(Saved data entries)
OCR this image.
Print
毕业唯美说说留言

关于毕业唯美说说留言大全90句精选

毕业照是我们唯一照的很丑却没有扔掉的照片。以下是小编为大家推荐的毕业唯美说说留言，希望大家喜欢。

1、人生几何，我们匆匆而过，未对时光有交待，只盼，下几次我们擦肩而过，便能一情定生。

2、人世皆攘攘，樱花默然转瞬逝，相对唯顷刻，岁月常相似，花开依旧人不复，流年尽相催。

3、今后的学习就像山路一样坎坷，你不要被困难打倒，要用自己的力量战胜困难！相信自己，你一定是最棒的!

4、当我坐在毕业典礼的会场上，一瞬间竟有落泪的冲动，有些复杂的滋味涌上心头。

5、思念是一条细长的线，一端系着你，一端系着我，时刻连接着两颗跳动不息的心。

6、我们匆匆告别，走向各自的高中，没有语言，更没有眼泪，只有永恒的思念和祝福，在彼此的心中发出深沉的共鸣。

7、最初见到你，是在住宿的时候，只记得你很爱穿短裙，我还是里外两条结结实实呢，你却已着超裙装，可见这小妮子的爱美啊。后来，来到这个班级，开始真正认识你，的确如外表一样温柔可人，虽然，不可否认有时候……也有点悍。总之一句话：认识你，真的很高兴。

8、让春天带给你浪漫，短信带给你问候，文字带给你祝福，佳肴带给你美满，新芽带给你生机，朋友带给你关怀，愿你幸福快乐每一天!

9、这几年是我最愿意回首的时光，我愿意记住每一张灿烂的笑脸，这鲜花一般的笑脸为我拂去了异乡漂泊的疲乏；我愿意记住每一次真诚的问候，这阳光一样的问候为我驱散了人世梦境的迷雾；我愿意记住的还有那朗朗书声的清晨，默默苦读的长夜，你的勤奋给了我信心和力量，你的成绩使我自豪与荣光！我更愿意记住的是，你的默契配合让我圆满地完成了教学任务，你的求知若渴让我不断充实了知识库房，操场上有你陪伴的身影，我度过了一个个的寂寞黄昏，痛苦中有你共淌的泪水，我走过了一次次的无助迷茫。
==
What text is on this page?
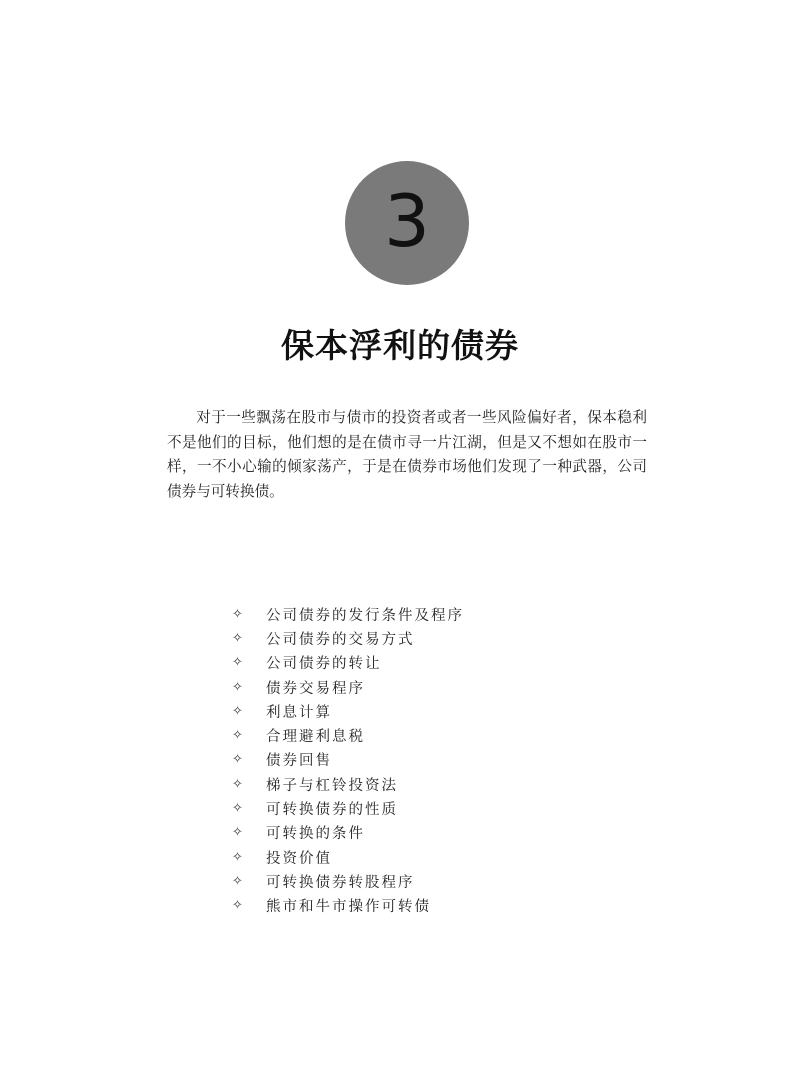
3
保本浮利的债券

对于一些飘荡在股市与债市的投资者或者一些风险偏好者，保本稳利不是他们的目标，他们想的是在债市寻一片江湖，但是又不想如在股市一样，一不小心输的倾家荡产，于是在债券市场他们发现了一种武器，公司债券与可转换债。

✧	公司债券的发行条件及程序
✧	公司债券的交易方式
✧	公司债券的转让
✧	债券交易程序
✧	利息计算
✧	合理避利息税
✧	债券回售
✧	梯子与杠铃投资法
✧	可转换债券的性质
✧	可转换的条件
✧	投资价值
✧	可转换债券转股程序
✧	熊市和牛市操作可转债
...
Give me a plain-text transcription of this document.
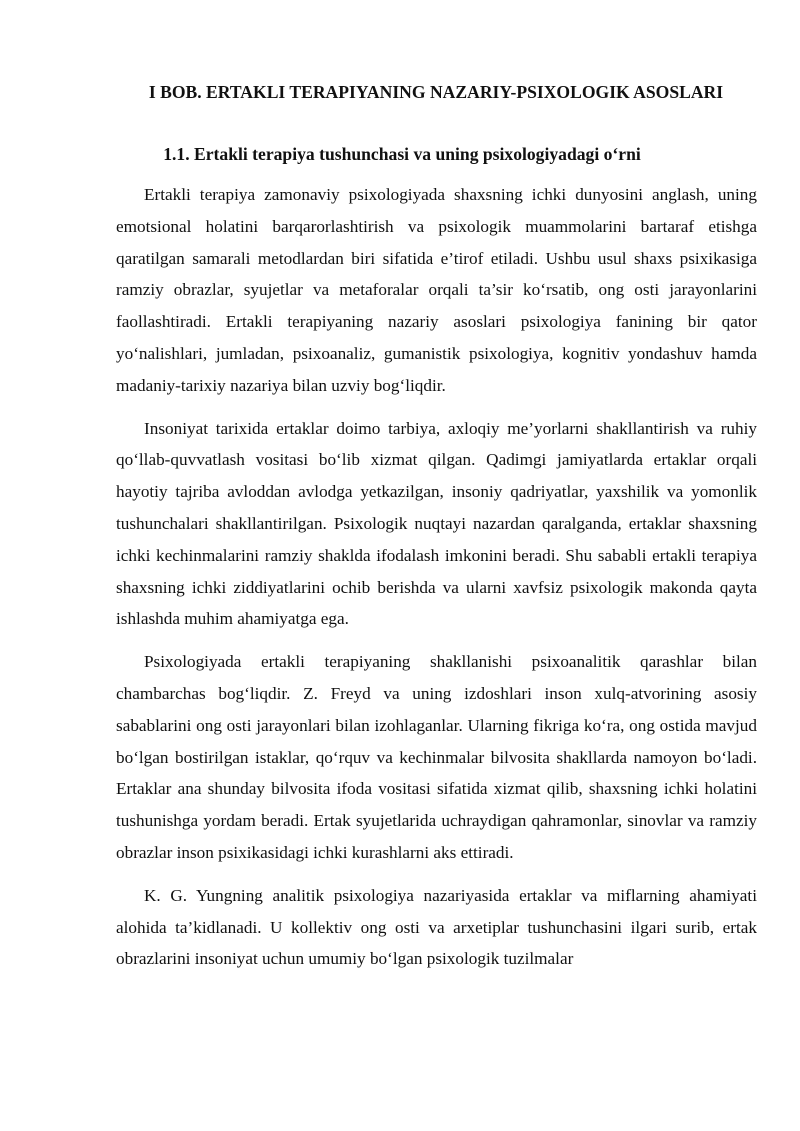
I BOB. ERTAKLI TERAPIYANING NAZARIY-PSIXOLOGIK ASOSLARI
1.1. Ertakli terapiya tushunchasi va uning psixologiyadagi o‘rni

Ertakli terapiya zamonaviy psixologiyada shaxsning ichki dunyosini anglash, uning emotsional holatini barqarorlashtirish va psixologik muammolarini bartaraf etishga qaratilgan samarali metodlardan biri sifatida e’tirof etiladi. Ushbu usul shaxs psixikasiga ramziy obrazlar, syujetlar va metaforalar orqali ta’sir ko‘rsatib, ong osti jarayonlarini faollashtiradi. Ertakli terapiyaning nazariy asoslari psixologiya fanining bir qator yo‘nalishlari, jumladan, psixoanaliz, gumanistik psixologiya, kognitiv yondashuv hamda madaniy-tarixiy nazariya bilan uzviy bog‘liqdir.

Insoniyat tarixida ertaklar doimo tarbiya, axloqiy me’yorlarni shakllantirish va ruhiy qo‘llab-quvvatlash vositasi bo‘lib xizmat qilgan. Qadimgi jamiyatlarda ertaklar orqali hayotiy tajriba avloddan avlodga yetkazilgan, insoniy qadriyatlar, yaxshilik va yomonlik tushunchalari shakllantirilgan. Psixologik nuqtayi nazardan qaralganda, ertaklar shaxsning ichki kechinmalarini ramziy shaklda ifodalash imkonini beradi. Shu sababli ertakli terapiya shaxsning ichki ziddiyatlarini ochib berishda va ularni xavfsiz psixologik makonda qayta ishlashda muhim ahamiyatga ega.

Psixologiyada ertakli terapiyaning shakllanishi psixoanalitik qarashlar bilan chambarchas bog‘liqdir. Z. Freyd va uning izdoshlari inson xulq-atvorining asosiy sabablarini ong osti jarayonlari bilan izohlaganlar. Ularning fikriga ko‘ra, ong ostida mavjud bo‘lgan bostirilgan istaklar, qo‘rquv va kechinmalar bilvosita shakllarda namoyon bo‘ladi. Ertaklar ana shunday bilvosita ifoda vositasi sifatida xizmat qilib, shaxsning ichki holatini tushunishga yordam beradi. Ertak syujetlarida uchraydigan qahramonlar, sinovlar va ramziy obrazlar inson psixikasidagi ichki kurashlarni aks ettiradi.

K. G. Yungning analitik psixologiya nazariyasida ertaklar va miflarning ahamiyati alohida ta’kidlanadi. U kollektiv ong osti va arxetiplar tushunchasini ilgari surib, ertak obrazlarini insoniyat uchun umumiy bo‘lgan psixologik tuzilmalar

Set exercise
Copy out each line of the entries that holds "text".

Result of the exercise
What text is on this page?
Give me a plain-text transcription of this document.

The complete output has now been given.